#### [THE REQUEST]
Pick every line from the data that holds the word "Bauer".

___ RECORDS

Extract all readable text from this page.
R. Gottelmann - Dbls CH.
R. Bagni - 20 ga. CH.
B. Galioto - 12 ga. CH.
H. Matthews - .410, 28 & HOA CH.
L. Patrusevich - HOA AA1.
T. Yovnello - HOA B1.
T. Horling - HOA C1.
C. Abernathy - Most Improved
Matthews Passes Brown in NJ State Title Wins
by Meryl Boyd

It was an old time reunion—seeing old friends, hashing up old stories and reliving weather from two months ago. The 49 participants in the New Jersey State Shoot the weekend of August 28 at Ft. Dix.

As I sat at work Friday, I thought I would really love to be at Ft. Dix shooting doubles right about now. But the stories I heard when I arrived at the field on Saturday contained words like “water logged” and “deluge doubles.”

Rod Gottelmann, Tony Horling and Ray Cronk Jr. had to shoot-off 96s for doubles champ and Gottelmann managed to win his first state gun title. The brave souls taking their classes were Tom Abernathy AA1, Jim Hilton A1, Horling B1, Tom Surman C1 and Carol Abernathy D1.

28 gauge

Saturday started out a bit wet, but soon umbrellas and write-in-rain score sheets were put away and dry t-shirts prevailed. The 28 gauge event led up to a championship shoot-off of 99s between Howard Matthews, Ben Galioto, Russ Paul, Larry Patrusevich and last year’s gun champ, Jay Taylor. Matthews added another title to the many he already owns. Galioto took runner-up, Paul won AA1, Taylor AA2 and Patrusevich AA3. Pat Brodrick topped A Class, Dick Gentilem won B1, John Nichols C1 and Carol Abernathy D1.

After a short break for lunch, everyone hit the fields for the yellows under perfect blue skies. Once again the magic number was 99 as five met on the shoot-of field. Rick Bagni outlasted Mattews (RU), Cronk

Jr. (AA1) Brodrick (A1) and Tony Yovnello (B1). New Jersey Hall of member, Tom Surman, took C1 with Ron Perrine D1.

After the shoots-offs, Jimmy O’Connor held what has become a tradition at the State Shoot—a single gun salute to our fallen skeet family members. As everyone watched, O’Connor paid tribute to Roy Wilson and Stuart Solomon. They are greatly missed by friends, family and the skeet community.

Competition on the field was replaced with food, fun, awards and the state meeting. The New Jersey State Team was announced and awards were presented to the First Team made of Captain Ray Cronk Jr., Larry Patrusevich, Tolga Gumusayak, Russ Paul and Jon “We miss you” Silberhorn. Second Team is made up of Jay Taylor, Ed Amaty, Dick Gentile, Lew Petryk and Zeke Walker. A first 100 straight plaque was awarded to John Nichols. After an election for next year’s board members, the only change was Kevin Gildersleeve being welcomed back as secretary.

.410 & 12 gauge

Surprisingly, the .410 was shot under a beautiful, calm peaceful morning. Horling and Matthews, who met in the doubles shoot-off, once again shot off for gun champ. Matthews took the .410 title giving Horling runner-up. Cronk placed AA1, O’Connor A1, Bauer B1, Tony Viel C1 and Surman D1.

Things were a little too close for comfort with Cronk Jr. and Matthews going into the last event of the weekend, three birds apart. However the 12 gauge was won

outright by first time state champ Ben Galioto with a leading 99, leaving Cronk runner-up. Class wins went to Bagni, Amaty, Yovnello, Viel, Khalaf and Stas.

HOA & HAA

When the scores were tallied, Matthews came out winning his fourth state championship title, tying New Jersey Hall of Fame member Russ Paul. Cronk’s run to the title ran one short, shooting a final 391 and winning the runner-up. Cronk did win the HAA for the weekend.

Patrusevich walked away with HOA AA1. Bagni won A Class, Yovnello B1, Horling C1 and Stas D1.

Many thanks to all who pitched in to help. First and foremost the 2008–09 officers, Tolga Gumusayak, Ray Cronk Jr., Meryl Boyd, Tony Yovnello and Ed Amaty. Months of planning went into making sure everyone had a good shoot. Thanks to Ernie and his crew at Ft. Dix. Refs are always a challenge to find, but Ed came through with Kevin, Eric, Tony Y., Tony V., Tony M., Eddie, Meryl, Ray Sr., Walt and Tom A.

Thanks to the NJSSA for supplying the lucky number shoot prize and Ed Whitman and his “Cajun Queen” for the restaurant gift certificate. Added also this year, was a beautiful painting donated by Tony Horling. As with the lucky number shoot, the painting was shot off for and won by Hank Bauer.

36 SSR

______
___ RECORDS

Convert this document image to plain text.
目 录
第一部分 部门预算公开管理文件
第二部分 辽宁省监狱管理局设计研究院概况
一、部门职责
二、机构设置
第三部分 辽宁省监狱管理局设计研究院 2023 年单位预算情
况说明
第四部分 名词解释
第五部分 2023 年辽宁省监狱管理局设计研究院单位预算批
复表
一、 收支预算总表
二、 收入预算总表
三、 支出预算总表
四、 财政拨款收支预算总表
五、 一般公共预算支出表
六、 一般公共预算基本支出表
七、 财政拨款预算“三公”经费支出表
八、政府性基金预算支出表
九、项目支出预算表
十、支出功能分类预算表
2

______

#### [SOLUTION FOR THIS EXERCISE]
Surprisingly, the .410 was shot under a beautiful, calm peaceful morning. Horling and Matthews, who met in the doubles shoot-off, once again shot off for gun champ. Matthews took the .410 title giving Horling runner-up. Cronk placed AA1, O’Connor A1, Bauer B1, Tony Viel C1 and Surman D1.
Thanks to the NJSSA for supplying the lucky number shoot prize and Ed Whitman and his “Cajun Queen” for the restaurant gift certificate. Added also this year, was a beautiful painting donated by Tony Horling. As with the lucky number shoot, the painting was shot off for and won by Hank Bauer.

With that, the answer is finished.